Prompt ->
Your task is to write out the complete listing exactly as it is shown.

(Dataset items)
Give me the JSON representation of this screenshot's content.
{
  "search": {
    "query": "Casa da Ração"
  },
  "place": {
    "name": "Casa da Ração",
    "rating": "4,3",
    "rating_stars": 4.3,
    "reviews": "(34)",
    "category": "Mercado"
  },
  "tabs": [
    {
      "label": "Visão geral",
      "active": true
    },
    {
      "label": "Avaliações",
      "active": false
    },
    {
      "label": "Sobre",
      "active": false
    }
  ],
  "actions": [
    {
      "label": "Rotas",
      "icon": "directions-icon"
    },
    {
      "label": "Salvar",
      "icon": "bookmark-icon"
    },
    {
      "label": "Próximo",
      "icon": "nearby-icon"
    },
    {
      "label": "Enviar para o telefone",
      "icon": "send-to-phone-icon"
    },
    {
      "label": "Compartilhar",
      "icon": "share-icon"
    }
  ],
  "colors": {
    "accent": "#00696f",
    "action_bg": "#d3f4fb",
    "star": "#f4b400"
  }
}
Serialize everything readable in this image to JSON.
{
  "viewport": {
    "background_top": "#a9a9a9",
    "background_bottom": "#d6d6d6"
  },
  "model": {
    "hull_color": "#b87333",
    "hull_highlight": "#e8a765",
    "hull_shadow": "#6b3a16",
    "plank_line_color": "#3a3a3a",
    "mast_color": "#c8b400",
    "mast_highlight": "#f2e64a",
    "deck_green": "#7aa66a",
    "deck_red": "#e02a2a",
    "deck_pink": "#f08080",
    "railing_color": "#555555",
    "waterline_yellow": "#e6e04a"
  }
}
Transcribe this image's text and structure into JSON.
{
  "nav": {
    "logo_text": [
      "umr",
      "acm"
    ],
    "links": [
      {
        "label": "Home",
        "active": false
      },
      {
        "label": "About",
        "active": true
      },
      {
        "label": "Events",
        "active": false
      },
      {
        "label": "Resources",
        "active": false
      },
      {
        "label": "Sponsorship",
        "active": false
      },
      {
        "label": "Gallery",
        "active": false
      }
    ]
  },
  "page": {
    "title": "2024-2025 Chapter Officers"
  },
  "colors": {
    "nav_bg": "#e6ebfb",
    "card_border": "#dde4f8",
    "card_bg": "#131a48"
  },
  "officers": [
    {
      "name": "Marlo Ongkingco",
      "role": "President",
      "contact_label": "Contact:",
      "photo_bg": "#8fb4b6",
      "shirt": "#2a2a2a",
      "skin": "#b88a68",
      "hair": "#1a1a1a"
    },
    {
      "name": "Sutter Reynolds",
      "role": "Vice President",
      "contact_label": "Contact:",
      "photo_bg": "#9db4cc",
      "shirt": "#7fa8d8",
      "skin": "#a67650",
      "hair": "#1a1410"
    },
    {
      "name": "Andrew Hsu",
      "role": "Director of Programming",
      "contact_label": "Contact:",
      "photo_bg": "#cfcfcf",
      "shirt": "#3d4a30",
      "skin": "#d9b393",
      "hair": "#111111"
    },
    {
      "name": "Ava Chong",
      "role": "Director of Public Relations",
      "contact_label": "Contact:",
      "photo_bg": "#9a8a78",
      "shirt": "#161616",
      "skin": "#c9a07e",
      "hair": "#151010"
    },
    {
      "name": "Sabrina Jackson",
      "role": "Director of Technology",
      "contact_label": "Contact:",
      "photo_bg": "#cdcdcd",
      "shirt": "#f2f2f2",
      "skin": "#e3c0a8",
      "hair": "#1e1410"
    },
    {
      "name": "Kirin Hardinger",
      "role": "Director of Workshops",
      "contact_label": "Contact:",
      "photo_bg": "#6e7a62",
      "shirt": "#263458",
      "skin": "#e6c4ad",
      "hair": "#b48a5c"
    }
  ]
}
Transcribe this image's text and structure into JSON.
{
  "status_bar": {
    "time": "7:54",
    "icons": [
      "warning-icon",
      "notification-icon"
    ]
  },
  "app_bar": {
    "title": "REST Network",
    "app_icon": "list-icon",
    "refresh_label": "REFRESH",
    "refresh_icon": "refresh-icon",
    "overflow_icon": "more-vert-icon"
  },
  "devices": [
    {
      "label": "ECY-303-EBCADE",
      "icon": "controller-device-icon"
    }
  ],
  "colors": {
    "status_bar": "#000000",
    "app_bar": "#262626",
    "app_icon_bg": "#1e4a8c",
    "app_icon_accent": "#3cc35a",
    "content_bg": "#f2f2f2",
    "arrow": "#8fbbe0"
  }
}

Answer for the task ->
Give me the JSON representation of this screenshot's content.
{
  "search": {
    "query": "Casa da Ração"
  },
  "place": {
    "name": "Casa da Ração",
    "rating": "4,3",
    "rating_stars": 4.3,
    "reviews": "(34)",
    "category": "Mercado"
  },
  "tabs": [
    {
      "label": "Visão geral",
      "active": true
    },
    {
      "label": "Avaliações",
      "active": false
    },
    {
      "label": "Sobre",
      "active": false
    }
  ],
  "actions": [
    {
      "label": "Rotas",
      "icon": "directions-icon"
    },
    {
      "label": "Salvar",
      "icon": "bookmark-icon"
    },
    {
      "label": "Próximo",
      "icon": "nearby-icon"
    },
    {
      "label": "Enviar para o telefone",
      "icon": "send-to-phone-icon"
    },
    {
      "label": "Compartilhar",
      "icon": "share-icon"
    }
  ],
  "colors": {
    "accent": "#00696f",
    "action_bg": "#d3f4fb",
    "star": "#f4b400"
  }
}
Serialize everything readable in this image to JSON.
{
  "viewport": {
    "background_top": "#a9a9a9",
    "background_bottom": "#d6d6d6"
  },
  "model": {
    "hull_color": "#b87333",
    "hull_highlight": "#e8a765",
    "hull_shadow": "#6b3a16",
    "plank_line_color": "#3a3a3a",
    "mast_color": "#c8b400",
    "mast_highlight": "#f2e64a",
    "deck_green": "#7aa66a",
    "deck_red": "#e02a2a",
    "deck_pink": "#f08080",
    "railing_color": "#555555",
    "waterline_yellow": "#e6e04a"
  }
}
Transcribe this image's text and structure into JSON.
{
  "nav": {
    "logo_text": [
      "umr",
      "acm"
    ],
    "links": [
      {
        "label": "Home",
        "active": false
      },
      {
        "label": "About",
        "active": true
      },
      {
        "label": "Events",
        "active": false
      },
      {
        "label": "Resources",
        "active": false
      },
      {
        "label": "Sponsorship",
        "active": false
      },
      {
        "label": "Gallery",
        "active": false
      }
    ]
  },
  "page": {
    "title": "2024-2025 Chapter Officers"
  },
  "colors": {
    "nav_bg": "#e6ebfb",
    "card_border": "#dde4f8",
    "card_bg": "#131a48"
  },
  "officers": [
    {
      "name": "Marlo Ongkingco",
      "role": "President",
      "contact_label": "Contact:",
      "photo_bg": "#8fb4b6",
      "shirt": "#2a2a2a",
      "skin": "#b88a68",
      "hair": "#1a1a1a"
    },
    {
      "name": "Sutter Reynolds",
      "role": "Vice President",
      "contact_label": "Contact:",
      "photo_bg": "#9db4cc",
      "shirt": "#7fa8d8",
      "skin": "#a67650",
      "hair": "#1a1410"
    },
    {
      "name": "Andrew Hsu",
      "role": "Director of Programming",
      "contact_label": "Contact:",
      "photo_bg": "#cfcfcf",
      "shirt": "#3d4a30",
      "skin": "#d9b393",
      "hair": "#111111"
    },
    {
      "name": "Ava Chong",
      "role": "Director of Public Relations",
      "contact_label": "Contact:",
      "photo_bg": "#9a8a78",
      "shirt": "#161616",
      "skin": "#c9a07e",
      "hair": "#151010"
    },
    {
      "name": "Sabrina Jackson",
      "role": "Director of Technology",
      "contact_label": "Contact:",
      "photo_bg": "#cdcdcd",
      "shirt": "#f2f2f2",
      "skin": "#e3c0a8",
      "hair": "#1e1410"
    },
    {
      "name": "Kirin Hardinger",
      "role": "Director of Workshops",
      "contact_label": "Contact:",
      "photo_bg": "#6e7a62",
      "shirt": "#263458",
      "skin": "#e6c4ad",
      "hair": "#b48a5c"
    }
  ]
}
Transcribe this image's text and structure into JSON.
{
  "status_bar": {
    "time": "7:54",
    "icons": [
      "warning-icon",
      "notification-icon"
    ]
  },
  "app_bar": {
    "title": "REST Network",
    "app_icon": "list-icon",
    "refresh_label": "REFRESH",
    "refresh_icon": "refresh-icon",
    "overflow_icon": "more-vert-icon"
  },
  "devices": [
    {
      "label": "ECY-303-EBCADE",
      "icon": "controller-device-icon"
    }
  ],
  "colors": {
    "status_bar": "#000000",
    "app_bar": "#262626",
    "app_icon_bg": "#1e4a8c",
    "app_icon_accent": "#3cc35a",
    "content_bg": "#f2f2f2",
    "arrow": "#8fbbe0"
  }
}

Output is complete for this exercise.